= GOAL =
All entries must be extracted exactly, with nothing added or dropped.

________________________

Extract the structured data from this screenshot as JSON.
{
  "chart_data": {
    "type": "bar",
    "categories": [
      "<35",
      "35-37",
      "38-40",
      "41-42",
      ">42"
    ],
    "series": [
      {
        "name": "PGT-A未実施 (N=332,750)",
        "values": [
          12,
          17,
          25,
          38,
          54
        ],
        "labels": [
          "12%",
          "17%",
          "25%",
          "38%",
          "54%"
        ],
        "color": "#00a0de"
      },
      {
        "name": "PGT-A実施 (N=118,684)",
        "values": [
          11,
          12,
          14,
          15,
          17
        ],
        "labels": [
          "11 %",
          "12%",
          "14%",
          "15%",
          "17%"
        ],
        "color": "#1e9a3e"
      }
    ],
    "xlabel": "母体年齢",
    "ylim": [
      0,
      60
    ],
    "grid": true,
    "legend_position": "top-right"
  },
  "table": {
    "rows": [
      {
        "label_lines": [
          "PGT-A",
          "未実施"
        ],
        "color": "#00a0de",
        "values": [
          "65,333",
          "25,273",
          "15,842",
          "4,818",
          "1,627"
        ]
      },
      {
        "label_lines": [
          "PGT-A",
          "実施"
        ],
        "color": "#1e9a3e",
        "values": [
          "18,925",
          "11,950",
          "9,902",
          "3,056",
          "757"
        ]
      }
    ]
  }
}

________________________

= RESPONSE =
Extract the structured data from this screenshot as JSON.
{
  "chart_data": {
    "type": "bar",
    "categories": [
      "<35",
      "35-37",
      "38-40",
      "41-42",
      ">42"
    ],
    "series": [
      {
        "name": "PGT-A未実施 (N=332,750)",
        "values": [
          12,
          17,
          25,
          38,
          54
        ],
        "labels": [
          "12%",
          "17%",
          "25%",
          "38%",
          "54%"
        ],
        "color": "#00a0de"
      },
      {
        "name": "PGT-A実施 (N=118,684)",
        "values": [
          11,
          12,
          14,
          15,
          17
        ],
        "labels": [
          "11 %",
          "12%",
          "14%",
          "15%",
          "17%"
        ],
        "color": "#1e9a3e"
      }
    ],
    "xlabel": "母体年齢",
    "ylim": [
      0,
      60
    ],
    "grid": true,
    "legend_position": "top-right"
  },
  "table": {
    "rows": [
      {
        "label_lines": [
          "PGT-A",
          "未実施"
        ],
        "color": "#00a0de",
        "values": [
          "65,333",
          "25,273",
          "15,842",
          "4,818",
          "1,627"
        ]
      },
      {
        "label_lines": [
          "PGT-A",
          "実施"
        ],
        "color": "#1e9a3e",
        "values": [
          "18,925",
          "11,950",
          "9,902",
          "3,056",
          "757"
        ]
      }
    ]
  }
}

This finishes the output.